→ TASK PROMPT:
Repeat every line below exactly, word for word.

Raw records

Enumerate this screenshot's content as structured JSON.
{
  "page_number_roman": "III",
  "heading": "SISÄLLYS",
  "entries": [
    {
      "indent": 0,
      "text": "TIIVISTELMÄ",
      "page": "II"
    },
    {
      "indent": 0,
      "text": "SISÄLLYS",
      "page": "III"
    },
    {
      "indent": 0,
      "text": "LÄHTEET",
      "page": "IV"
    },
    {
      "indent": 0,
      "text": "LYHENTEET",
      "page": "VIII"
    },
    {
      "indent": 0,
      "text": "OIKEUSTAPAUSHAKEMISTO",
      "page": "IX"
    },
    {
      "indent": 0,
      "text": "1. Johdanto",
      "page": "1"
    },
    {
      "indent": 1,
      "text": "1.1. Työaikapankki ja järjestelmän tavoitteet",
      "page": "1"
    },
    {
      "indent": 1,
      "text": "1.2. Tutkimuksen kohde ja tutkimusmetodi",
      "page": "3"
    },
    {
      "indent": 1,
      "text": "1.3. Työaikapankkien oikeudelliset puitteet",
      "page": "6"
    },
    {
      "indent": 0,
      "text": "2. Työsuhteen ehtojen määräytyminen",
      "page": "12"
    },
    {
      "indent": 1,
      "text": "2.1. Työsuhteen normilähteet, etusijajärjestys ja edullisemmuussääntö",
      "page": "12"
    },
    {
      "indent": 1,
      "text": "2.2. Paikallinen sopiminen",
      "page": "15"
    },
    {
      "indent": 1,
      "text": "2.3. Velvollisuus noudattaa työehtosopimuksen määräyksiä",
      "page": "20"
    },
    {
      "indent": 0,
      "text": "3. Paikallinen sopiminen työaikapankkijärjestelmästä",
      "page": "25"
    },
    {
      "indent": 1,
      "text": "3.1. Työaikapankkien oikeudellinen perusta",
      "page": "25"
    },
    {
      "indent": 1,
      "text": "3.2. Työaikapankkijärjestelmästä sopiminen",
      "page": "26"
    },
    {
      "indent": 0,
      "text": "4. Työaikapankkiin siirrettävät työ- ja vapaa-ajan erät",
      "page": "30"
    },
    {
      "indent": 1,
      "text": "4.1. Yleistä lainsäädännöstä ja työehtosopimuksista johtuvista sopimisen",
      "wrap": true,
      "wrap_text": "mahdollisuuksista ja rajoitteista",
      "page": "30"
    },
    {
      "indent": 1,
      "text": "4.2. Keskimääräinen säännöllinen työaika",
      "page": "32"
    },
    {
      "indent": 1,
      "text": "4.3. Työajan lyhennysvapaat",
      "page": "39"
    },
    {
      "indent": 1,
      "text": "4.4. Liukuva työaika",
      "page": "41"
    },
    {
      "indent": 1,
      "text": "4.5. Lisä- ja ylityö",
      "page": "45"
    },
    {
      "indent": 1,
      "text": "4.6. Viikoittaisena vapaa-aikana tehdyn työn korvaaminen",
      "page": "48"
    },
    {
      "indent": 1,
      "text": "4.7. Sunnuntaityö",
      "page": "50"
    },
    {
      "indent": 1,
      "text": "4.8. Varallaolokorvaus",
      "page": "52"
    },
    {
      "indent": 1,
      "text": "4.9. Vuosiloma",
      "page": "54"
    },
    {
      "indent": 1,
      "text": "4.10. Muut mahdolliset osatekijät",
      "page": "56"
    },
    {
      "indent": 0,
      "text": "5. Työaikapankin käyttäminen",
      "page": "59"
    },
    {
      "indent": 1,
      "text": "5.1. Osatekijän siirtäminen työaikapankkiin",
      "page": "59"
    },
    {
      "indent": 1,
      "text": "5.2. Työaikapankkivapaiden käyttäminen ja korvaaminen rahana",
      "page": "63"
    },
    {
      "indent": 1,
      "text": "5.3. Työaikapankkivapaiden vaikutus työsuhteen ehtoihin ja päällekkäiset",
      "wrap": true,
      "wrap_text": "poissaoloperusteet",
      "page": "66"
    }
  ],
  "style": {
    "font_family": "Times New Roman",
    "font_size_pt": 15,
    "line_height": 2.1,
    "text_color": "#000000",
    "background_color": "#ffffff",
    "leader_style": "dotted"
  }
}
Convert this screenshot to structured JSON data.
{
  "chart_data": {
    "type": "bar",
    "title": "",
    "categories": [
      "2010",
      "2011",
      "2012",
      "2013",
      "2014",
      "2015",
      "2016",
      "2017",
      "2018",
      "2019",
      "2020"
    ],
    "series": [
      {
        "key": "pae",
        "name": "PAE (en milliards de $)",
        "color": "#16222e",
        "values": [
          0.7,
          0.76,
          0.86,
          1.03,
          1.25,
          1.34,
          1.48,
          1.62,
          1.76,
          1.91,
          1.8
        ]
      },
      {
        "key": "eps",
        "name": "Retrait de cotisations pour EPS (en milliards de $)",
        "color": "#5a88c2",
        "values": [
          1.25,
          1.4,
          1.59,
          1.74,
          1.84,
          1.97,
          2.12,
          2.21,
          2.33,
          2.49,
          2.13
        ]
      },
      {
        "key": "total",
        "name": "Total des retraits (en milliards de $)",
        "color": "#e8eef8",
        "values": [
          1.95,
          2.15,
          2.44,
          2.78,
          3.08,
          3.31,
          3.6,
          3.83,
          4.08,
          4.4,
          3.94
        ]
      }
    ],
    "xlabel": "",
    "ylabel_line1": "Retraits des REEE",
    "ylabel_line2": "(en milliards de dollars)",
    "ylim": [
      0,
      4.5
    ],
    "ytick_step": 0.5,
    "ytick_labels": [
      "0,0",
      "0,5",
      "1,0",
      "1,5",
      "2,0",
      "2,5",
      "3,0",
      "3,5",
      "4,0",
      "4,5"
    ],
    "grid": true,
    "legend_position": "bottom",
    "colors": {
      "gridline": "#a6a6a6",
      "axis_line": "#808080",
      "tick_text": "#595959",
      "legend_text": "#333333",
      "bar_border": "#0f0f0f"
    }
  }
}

→ THE REPLY:
Enumerate this screenshot's content as structured JSON.
{
  "page_number_roman": "III",
  "heading": "SISÄLLYS",
  "entries": [
    {
      "indent": 0,
      "text": "TIIVISTELMÄ",
      "page": "II"
    },
    {
      "indent": 0,
      "text": "SISÄLLYS",
      "page": "III"
    },
    {
      "indent": 0,
      "text": "LÄHTEET",
      "page": "IV"
    },
    {
      "indent": 0,
      "text": "LYHENTEET",
      "page": "VIII"
    },
    {
      "indent": 0,
      "text": "OIKEUSTAPAUSHAKEMISTO",
      "page": "IX"
    },
    {
      "indent": 0,
      "text": "1. Johdanto",
      "page": "1"
    },
    {
      "indent": 1,
      "text": "1.1. Työaikapankki ja järjestelmän tavoitteet",
      "page": "1"
    },
    {
      "indent": 1,
      "text": "1.2. Tutkimuksen kohde ja tutkimusmetodi",
      "page": "3"
    },
    {
      "indent": 1,
      "text": "1.3. Työaikapankkien oikeudelliset puitteet",
      "page": "6"
    },
    {
      "indent": 0,
      "text": "2. Työsuhteen ehtojen määräytyminen",
      "page": "12"
    },
    {
      "indent": 1,
      "text": "2.1. Työsuhteen normilähteet, etusijajärjestys ja edullisemmuussääntö",
      "page": "12"
    },
    {
      "indent": 1,
      "text": "2.2. Paikallinen sopiminen",
      "page": "15"
    },
    {
      "indent": 1,
      "text": "2.3. Velvollisuus noudattaa työehtosopimuksen määräyksiä",
      "page": "20"
    },
    {
      "indent": 0,
      "text": "3. Paikallinen sopiminen työaikapankkijärjestelmästä",
      "page": "25"
    },
    {
      "indent": 1,
      "text": "3.1. Työaikapankkien oikeudellinen perusta",
      "page": "25"
    },
    {
      "indent": 1,
      "text": "3.2. Työaikapankkijärjestelmästä sopiminen",
      "page": "26"
    },
    {
      "indent": 0,
      "text": "4. Työaikapankkiin siirrettävät työ- ja vapaa-ajan erät",
      "page": "30"
    },
    {
      "indent": 1,
      "text": "4.1. Yleistä lainsäädännöstä ja työehtosopimuksista johtuvista sopimisen",
      "wrap": true,
      "wrap_text": "mahdollisuuksista ja rajoitteista",
      "page": "30"
    },
    {
      "indent": 1,
      "text": "4.2. Keskimääräinen säännöllinen työaika",
      "page": "32"
    },
    {
      "indent": 1,
      "text": "4.3. Työajan lyhennysvapaat",
      "page": "39"
    },
    {
      "indent": 1,
      "text": "4.4. Liukuva työaika",
      "page": "41"
    },
    {
      "indent": 1,
      "text": "4.5. Lisä- ja ylityö",
      "page": "45"
    },
    {
      "indent": 1,
      "text": "4.6. Viikoittaisena vapaa-aikana tehdyn työn korvaaminen",
      "page": "48"
    },
    {
      "indent": 1,
      "text": "4.7. Sunnuntaityö",
      "page": "50"
    },
    {
      "indent": 1,
      "text": "4.8. Varallaolokorvaus",
      "page": "52"
    },
    {
      "indent": 1,
      "text": "4.9. Vuosiloma",
      "page": "54"
    },
    {
      "indent": 1,
      "text": "4.10. Muut mahdolliset osatekijät",
      "page": "56"
    },
    {
      "indent": 0,
      "text": "5. Työaikapankin käyttäminen",
      "page": "59"
    },
    {
      "indent": 1,
      "text": "5.1. Osatekijän siirtäminen työaikapankkiin",
      "page": "59"
    },
    {
      "indent": 1,
      "text": "5.2. Työaikapankkivapaiden käyttäminen ja korvaaminen rahana",
      "page": "63"
    },
    {
      "indent": 1,
      "text": "5.3. Työaikapankkivapaiden vaikutus työsuhteen ehtoihin ja päällekkäiset",
      "wrap": true,
      "wrap_text": "poissaoloperusteet",
      "page": "66"
    }
  ],
  "style": {
    "font_family": "Times New Roman",
    "font_size_pt": 15,
    "line_height": 2.1,
    "text_color": "#000000",
    "background_color": "#ffffff",
    "leader_style": "dotted"
  }
}
Convert this screenshot to structured JSON data.
{
  "chart_data": {
    "type": "bar",
    "title": "",
    "categories": [
      "2010",
      "2011",
      "2012",
      "2013",
      "2014",
      "2015",
      "2016",
      "2017",
      "2018",
      "2019",
      "2020"
    ],
    "series": [
      {
        "key": "pae",
        "name": "PAE (en milliards de $)",
        "color": "#16222e",
        "values": [
          0.7,
          0.76,
          0.86,
          1.03,
          1.25,
          1.34,
          1.48,
          1.62,
          1.76,
          1.91,
          1.8
        ]
      },
      {
        "key": "eps",
        "name": "Retrait de cotisations pour EPS (en milliards de $)",
        "color": "#5a88c2",
        "values": [
          1.25,
          1.4,
          1.59,
          1.74,
          1.84,
          1.97,
          2.12,
          2.21,
          2.33,
          2.49,
          2.13
        ]
      },
      {
        "key": "total",
        "name": "Total des retraits (en milliards de $)",
        "color": "#e8eef8",
        "values": [
          1.95,
          2.15,
          2.44,
          2.78,
          3.08,
          3.31,
          3.6,
          3.83,
          4.08,
          4.4,
          3.94
        ]
      }
    ],
    "xlabel": "",
    "ylabel_line1": "Retraits des REEE",
    "ylabel_line2": "(en milliards de dollars)",
    "ylim": [
      0,
      4.5
    ],
    "ytick_step": 0.5,
    "ytick_labels": [
      "0,0",
      "0,5",
      "1,0",
      "1,5",
      "2,0",
      "2,5",
      "3,0",
      "3,5",
      "4,0",
      "4,5"
    ],
    "grid": true,
    "legend_position": "bottom",
    "colors": {
      "gridline": "#a6a6a6",
      "axis_line": "#808080",
      "tick_text": "#595959",
      "legend_text": "#333333",
      "bar_border": "#0f0f0f"
    }
  }
}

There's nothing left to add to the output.